__TO DO__. Copy the records below exactly, leaving out every picture.

***** AVAILABLE DATA *****

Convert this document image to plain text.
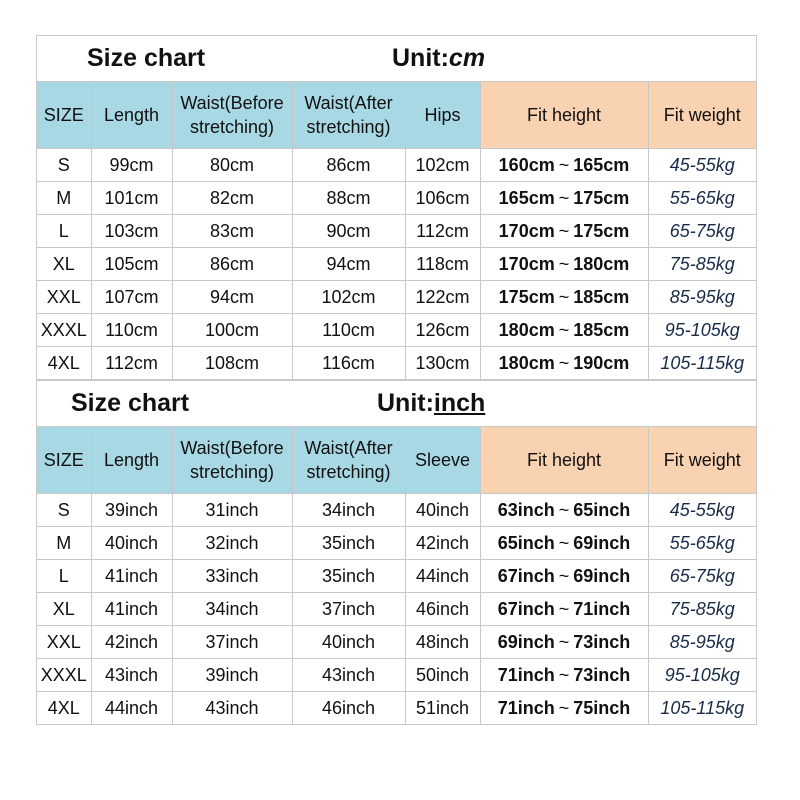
Size chart	Unit:cm
SIZE	Length	Waist(Before stretching)	Waist(After stretching)	Hips	Fit height	Fit weight
S	99cm	80cm	86cm	102cm	160cm ~ 165cm	45-55kg
M	101cm	82cm	88cm	106cm	165cm ~ 175cm	55-65kg
L	103cm	83cm	90cm	112cm	170cm ~ 175cm	65-75kg
XL	105cm	86cm	94cm	118cm	170cm ~ 180cm	75-85kg
XXL	107cm	94cm	102cm	122cm	175cm ~ 185cm	85-95kg
XXXL	110cm	100cm	110cm	126cm	180cm ~ 185cm	95-105kg
4XL	112cm	108cm	116cm	130cm	180cm ~ 190cm	105-115kg
Size chart	Unit:inch
SIZE	Length	Waist(Before stretching)	Waist(After stretching)	Sleeve	Fit height	Fit weight
S	39inch	31inch	34inch	40inch	63inch ~ 65inch	45-55kg
M	40inch	32inch	35inch	42inch	65inch ~ 69inch	55-65kg
L	41inch	33inch	35inch	44inch	67inch ~ 69inch	65-75kg
XL	41inch	34inch	37inch	46inch	67inch ~ 71inch	75-85kg
XXL	42inch	37inch	40inch	48inch	69inch ~ 73inch	85-95kg
XXXL	43inch	39inch	43inch	50inch	71inch ~ 73inch	95-105kg
4XL	44inch	43inch	46inch	51inch	71inch ~ 75inch	105-115kg
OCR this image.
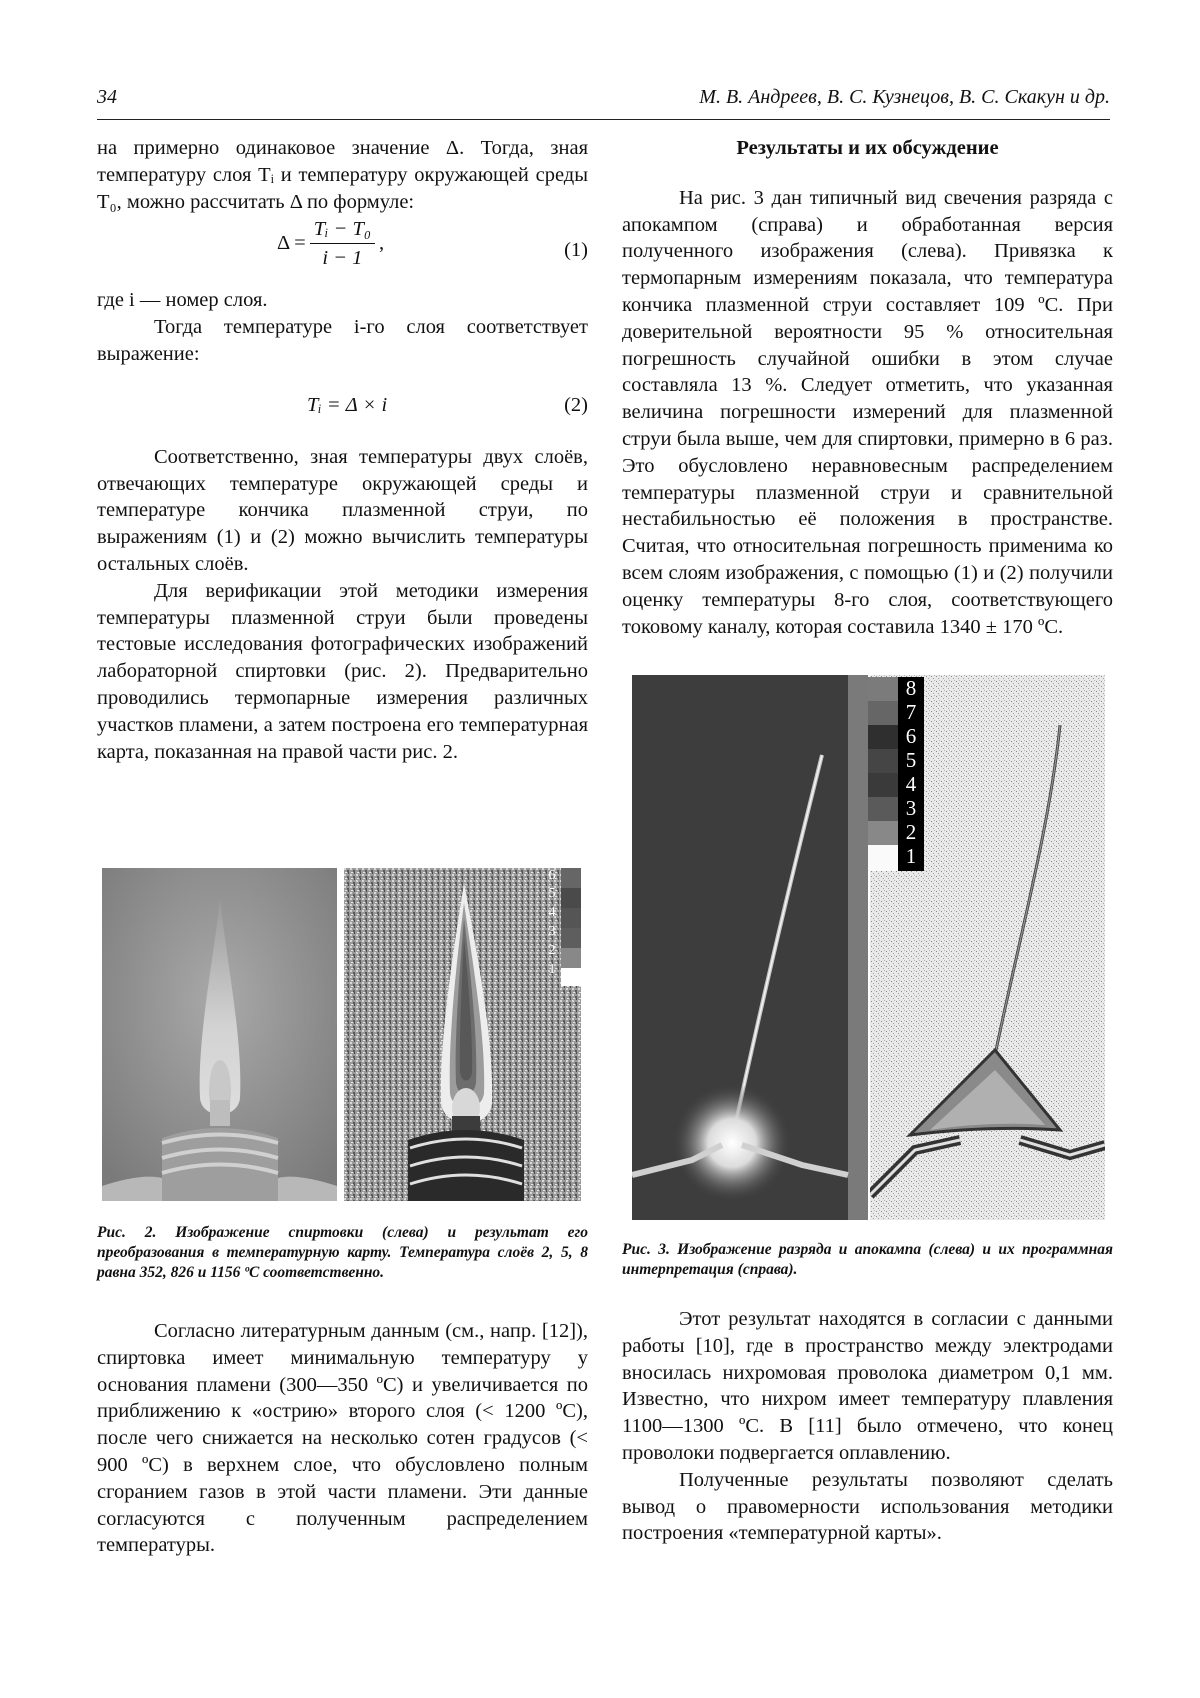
34	М. В. Андреев, В. С. Кузнецов, В. С. Скакун и др.

на примерно одинаковое значение Δ. Тогда, зная температуру слоя Tᵢ и температуру окружающей среды T₀, можно рассчитать Δ по формуле:

$\Delta = \frac{\text{Tᵢ − T₀}}{i - 1}$ ,	(1)

где i — номер слоя.

Тогда температуре i-го слоя соответствует выражение:

Tᵢ = Δ × i	(2)

Соответственно, зная температуры двух слоёв, отвечающих температуре окружающей среды и температуре кончика плазменной струи, по выражениям (1) и (2) можно вычислить температуры остальных слоёв.

Для верификации этой методики измерения температуры плазменной струи были проведены тестовые исследования фотографических изображений лабораторной спиртовки (рис. 2). Предварительно проводились термопарные измерения различных участков пламени, а затем построена его температурная карта, показанная на правой части рис. 2.

Результаты и их обсуждение

На рис. 3 дан типичный вид свечения разряда с апокампом (справа) и обработанная версия полученного изображения (слева). Привязка к термопарным измерениям показала, что температура кончика плазменной струи составляет 109 ºС. При доверительной вероятности 95 % относительная погрешность случайной ошибки в этом случае составляла 13 %. Следует отметить, что указанная величина погрешности измерений для плазменной струи была выше, чем для спиртовки, примерно в 6 раз. Это обусловлено неравновесным распределением температуры плазменной струи и сравнительной нестабильностью её положения в пространстве. Считая, что относительная погрешность применима ко всем слоям изображения, с помощью (1) и (2) получили оценку температуры 8-го слоя, соответствующего токовому каналу, которая составила 1340 ± 170 ºС.

6
5
4
3
2
1
Рис. 2. Изображение спиртовки (слева) и результат его преобразования в температурную карту. Температура слоёв 2, 5, 8 равна 352, 826 и 1156 ºС соответственно.
8
7
6
5
4
3
2
1
Рис. 3. Изображение разряда и апокампа (слева) и их программная интерпретация (справа).

Согласно литературным данным (см., напр. [12]), спиртовка имеет минимальную температуру у основания пламени (300—350 ºС) и увеличивается по приближению к «острию» второго слоя (< 1200 ºС), после чего снижается на несколько сотен градусов (< 900 ºС) в верхнем слое, что обусловлено полным сгоранием газов в этой части пламени. Эти данные согласуются с полученным распределением температуры.

Этот результат находятся в согласии с данными работы [10], где в пространство между электродами вносилась нихромовая проволока диаметром 0,1 мм. Известно, что нихром имеет температуру плавления 1100—1300 ºС. В [11] было отмечено, что конец проволоки подвергается оплавлению.

Полученные результаты позволяют сделать вывод о правомерности использования методики построения «температурной карты».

*****

__ANSWER IN FULL__.
Convert this document image to plain text.
Size chart	Unit:cm
SIZE	Length	Waist(Before stretching)	Waist(After stretching)	Hips	Fit height	Fit weight
S	99cm	80cm	86cm	102cm	160cm ~ 165cm	45-55kg
M	101cm	82cm	88cm	106cm	165cm ~ 175cm	55-65kg
L	103cm	83cm	90cm	112cm	170cm ~ 175cm	65-75kg
XL	105cm	86cm	94cm	118cm	170cm ~ 180cm	75-85kg
XXL	107cm	94cm	102cm	122cm	175cm ~ 185cm	85-95kg
XXXL	110cm	100cm	110cm	126cm	180cm ~ 185cm	95-105kg
4XL	112cm	108cm	116cm	130cm	180cm ~ 190cm	105-115kg
Size chart	Unit:inch
SIZE	Length	Waist(Before stretching)	Waist(After stretching)	Sleeve	Fit height	Fit weight
S	39inch	31inch	34inch	40inch	63inch ~ 65inch	45-55kg
M	40inch	32inch	35inch	42inch	65inch ~ 69inch	55-65kg
L	41inch	33inch	35inch	44inch	67inch ~ 69inch	65-75kg
XL	41inch	34inch	37inch	46inch	67inch ~ 71inch	75-85kg
XXL	42inch	37inch	40inch	48inch	69inch ~ 73inch	85-95kg
XXXL	43inch	39inch	43inch	50inch	71inch ~ 73inch	95-105kg
4XL	44inch	43inch	46inch	51inch	71inch ~ 75inch	105-115kg
OCR this image.
34	М. В. Андреев, В. С. Кузнецов, В. С. Скакун и др.

на примерно одинаковое значение Δ. Тогда, зная температуру слоя Tᵢ и температуру окружающей среды T₀, можно рассчитать Δ по формуле:

$\Delta = \frac{\text{Tᵢ − T₀}}{i - 1}$ ,	(1)

где i — номер слоя.

Тогда температуре i-го слоя соответствует выражение:

Tᵢ = Δ × i	(2)

Соответственно, зная температуры двух слоёв, отвечающих температуре окружающей среды и температуре кончика плазменной струи, по выражениям (1) и (2) можно вычислить температуры остальных слоёв.

Для верификации этой методики измерения температуры плазменной струи были проведены тестовые исследования фотографических изображений лабораторной спиртовки (рис. 2). Предварительно проводились термопарные измерения различных участков пламени, а затем построена его температурная карта, показанная на правой части рис. 2.

Результаты и их обсуждение

На рис. 3 дан типичный вид свечения разряда с апокампом (справа) и обработанная версия полученного изображения (слева). Привязка к термопарным измерениям показала, что температура кончика плазменной струи составляет 109 ºС. При доверительной вероятности 95 % относительная погрешность случайной ошибки в этом случае составляла 13 %. Следует отметить, что указанная величина погрешности измерений для плазменной струи была выше, чем для спиртовки, примерно в 6 раз. Это обусловлено неравновесным распределением температуры плазменной струи и сравнительной нестабильностью её положения в пространстве. Считая, что относительная погрешность применима ко всем слоям изображения, с помощью (1) и (2) получили оценку температуры 8-го слоя, соответствующего токовому каналу, которая составила 1340 ± 170 ºС.

6
5
4
3
2
1
Рис. 2. Изображение спиртовки (слева) и результат его преобразования в температурную карту. Температура слоёв 2, 5, 8 равна 352, 826 и 1156 ºС соответственно.
8
7
6
5
4
3
2
1
Рис. 3. Изображение разряда и апокампа (слева) и их программная интерпретация (справа).

Согласно литературным данным (см., напр. [12]), спиртовка имеет минимальную температуру у основания пламени (300—350 ºС) и увеличивается по приближению к «острию» второго слоя (< 1200 ºС), после чего снижается на несколько сотен градусов (< 900 ºС) в верхнем слое, что обусловлено полным сгоранием газов в этой части пламени. Эти данные согласуются с полученным распределением температуры.

Этот результат находятся в согласии с данными работы [10], где в пространство между электродами вносилась нихромовая проволока диаметром 0,1 мм. Известно, что нихром имеет температуру плавления 1100—1300 ºС. В [11] было отмечено, что конец проволоки подвергается оплавлению.

Полученные результаты позволяют сделать вывод о правомерности использования методики построения «температурной карты».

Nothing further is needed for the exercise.